• [ENTRIES PROVIDED]:
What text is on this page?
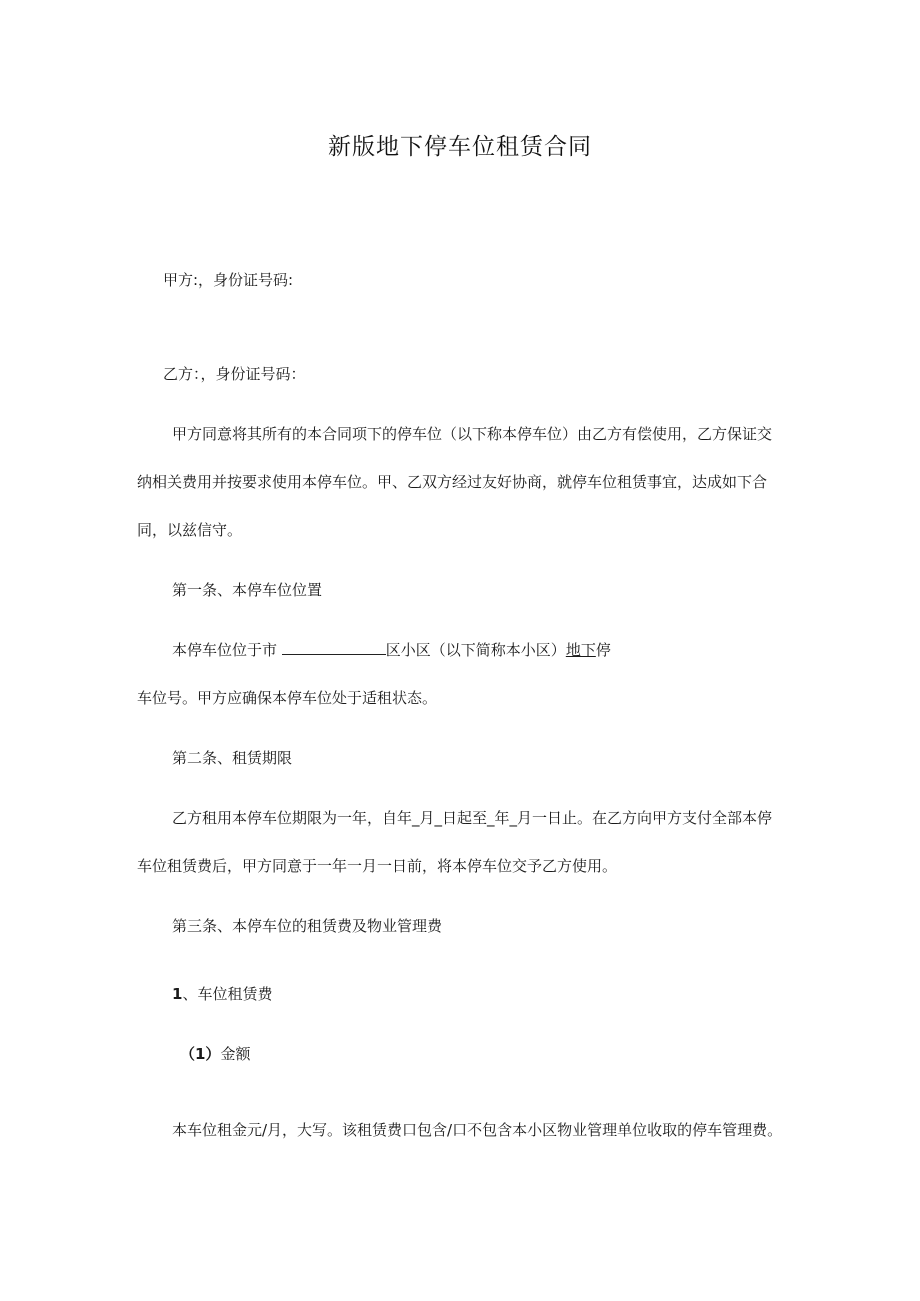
新版地下停车位租赁合同
甲方:，身份证号码:
乙方：，身份证号码：
甲方同意将其所有的本合同项下的停车位（以下称本停车位）由乙方有偿使用，乙方保证交
纳相关费用并按要求使用本停车位。甲、乙双方经过友好协商，就停车位租赁事宜，达成如下合
同，以兹信守。
第一条、本停车位位置
本停车位位于市	区小区（以下简称本小区）地下停
车位号。甲方应确保本停车位处于适租状态。
第二条、租赁期限
乙方租用本停车位期限为一年，自年_月_日起至_年_月一日止。在乙方向甲方支付全部本停
车位租赁费后，甲方同意于一年一月一日前，将本停车位交予乙方使用。
第三条、本停车位的租赁费及物业管理费
1、车位租赁费
（1）金额
本车位租金元/月，大写。该租赁费口包含/口不包含本小区物业管理单位收取的停车管理费。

• [WHAT YOU HAVE TO DO]: Restate each entry word for word, leaving out any pictures.

• [ANSWER BELOW]:
What text is on this page?
新版地下停车位租赁合同
甲方:，身份证号码:
乙方：，身份证号码：
甲方同意将其所有的本合同项下的停车位（以下称本停车位）由乙方有偿使用，乙方保证交
纳相关费用并按要求使用本停车位。甲、乙双方经过友好协商，就停车位租赁事宜，达成如下合
同，以兹信守。
第一条、本停车位位置
本停车位位于市	区小区（以下简称本小区）地下停
车位号。甲方应确保本停车位处于适租状态。
第二条、租赁期限
乙方租用本停车位期限为一年，自年_月_日起至_年_月一日止。在乙方向甲方支付全部本停
车位租赁费后，甲方同意于一年一月一日前，将本停车位交予乙方使用。
第三条、本停车位的租赁费及物业管理费
1、车位租赁费
（1）金额
本车位租金元/月，大写。该租赁费口包含/口不包含本小区物业管理单位收取的停车管理费。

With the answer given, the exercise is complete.